> [To do] Wherever "given" appears in a line, copy that line.
═════ Provided material ═════
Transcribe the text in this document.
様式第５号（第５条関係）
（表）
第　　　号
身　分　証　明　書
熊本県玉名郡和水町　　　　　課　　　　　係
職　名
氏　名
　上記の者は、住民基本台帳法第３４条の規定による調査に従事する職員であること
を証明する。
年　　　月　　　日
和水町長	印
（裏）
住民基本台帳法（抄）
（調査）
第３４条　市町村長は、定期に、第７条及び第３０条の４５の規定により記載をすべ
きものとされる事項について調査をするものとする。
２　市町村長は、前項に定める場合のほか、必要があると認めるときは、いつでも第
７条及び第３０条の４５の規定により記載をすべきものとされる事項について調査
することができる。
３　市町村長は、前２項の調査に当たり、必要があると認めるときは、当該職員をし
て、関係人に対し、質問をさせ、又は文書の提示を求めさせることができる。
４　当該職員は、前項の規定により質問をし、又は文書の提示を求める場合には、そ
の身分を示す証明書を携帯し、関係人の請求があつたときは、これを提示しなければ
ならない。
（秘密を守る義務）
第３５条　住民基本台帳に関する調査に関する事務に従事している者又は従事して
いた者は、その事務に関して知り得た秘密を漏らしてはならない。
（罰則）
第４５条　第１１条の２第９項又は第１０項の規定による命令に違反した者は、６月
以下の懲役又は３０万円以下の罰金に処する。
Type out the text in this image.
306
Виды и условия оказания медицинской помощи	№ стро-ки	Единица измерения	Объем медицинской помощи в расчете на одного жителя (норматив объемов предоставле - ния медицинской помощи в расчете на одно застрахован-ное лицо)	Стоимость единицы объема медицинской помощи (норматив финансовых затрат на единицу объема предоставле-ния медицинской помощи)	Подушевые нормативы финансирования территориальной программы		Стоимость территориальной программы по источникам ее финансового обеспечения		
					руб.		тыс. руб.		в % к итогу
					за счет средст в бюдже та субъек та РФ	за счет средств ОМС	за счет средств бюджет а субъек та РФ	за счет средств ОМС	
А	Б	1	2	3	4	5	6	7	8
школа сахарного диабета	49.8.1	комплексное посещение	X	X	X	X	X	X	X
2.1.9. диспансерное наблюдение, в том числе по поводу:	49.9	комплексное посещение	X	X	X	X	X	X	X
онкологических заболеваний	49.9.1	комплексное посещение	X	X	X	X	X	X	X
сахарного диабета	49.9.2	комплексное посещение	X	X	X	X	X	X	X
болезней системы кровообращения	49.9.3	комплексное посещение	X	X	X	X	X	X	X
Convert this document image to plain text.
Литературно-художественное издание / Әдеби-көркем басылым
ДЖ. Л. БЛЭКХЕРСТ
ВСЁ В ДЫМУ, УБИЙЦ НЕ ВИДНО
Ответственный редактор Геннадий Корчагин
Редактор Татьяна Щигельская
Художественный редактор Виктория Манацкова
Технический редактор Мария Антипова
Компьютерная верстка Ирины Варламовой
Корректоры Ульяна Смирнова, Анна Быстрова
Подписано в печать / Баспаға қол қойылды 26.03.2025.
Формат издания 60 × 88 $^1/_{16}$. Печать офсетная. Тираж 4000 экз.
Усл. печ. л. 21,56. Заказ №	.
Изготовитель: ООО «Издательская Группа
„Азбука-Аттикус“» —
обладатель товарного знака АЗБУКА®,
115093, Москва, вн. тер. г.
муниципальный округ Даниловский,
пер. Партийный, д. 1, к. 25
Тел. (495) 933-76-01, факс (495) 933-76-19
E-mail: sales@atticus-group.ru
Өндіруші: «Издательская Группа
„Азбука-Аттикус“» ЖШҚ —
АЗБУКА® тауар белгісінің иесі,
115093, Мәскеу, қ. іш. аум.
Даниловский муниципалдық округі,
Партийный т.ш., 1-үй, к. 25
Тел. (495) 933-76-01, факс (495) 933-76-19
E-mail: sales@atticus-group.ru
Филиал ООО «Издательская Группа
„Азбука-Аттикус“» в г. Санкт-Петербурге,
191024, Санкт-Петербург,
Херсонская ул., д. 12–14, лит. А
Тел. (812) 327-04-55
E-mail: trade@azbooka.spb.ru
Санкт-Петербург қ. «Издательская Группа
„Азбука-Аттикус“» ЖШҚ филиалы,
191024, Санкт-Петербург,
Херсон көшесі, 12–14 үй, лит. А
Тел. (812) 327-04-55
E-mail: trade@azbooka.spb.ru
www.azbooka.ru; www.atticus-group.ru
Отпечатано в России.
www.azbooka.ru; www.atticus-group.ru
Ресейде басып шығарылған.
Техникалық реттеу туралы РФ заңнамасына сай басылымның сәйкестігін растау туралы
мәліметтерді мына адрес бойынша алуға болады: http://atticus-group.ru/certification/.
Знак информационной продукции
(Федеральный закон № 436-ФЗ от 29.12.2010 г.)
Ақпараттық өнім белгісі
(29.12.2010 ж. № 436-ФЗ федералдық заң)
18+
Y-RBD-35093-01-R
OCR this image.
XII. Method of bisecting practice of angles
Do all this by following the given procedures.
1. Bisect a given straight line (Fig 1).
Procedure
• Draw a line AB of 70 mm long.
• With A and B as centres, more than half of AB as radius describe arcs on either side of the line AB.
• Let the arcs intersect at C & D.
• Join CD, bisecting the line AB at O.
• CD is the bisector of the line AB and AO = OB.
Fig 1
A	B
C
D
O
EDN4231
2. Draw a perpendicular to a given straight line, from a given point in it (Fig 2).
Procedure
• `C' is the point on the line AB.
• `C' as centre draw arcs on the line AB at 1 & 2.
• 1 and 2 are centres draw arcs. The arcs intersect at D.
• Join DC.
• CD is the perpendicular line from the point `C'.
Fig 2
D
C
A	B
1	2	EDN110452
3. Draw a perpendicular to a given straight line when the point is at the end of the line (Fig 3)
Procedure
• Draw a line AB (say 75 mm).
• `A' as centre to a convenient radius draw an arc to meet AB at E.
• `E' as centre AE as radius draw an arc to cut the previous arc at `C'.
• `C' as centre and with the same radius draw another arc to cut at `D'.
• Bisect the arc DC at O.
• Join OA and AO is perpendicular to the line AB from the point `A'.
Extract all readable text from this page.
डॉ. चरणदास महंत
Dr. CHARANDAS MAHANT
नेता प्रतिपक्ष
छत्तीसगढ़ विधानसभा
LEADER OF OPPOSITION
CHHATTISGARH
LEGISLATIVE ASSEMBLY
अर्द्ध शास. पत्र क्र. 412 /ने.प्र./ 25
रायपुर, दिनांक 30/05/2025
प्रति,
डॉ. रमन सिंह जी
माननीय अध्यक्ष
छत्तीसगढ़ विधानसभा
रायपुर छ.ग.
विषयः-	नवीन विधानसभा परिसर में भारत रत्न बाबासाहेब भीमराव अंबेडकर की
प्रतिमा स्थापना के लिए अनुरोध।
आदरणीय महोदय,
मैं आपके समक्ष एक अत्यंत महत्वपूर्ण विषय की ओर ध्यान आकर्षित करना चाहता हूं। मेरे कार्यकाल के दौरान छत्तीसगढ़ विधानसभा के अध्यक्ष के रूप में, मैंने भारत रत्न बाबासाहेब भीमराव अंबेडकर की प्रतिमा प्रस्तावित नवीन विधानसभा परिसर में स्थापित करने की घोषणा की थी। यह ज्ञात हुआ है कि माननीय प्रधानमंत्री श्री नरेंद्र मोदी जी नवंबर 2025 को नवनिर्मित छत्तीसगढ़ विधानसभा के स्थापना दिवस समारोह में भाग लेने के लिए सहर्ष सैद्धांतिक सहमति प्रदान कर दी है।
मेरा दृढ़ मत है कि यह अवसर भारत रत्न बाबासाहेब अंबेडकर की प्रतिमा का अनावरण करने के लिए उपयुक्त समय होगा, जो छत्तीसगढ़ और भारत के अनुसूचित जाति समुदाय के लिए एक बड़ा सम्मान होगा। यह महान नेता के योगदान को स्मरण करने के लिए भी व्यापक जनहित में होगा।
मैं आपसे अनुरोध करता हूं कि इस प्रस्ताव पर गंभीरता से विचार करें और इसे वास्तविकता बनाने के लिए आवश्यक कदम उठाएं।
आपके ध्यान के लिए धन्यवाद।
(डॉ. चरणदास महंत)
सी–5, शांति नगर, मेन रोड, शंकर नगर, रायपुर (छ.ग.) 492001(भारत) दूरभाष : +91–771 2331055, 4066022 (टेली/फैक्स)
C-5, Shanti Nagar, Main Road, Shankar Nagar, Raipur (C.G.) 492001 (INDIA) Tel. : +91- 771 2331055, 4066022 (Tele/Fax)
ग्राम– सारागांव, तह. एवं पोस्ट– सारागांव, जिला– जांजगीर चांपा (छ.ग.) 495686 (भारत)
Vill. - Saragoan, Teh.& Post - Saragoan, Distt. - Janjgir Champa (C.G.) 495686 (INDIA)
═════
> [Worked solution]
Do all this by following the given procedures.
1. Bisect a given straight line (Fig 1).
2. Draw a perpendicular to a given straight line, from a given point in it (Fig 2).
3. Draw a perpendicular to a given straight line when the point is at the end of the line (Fig 3)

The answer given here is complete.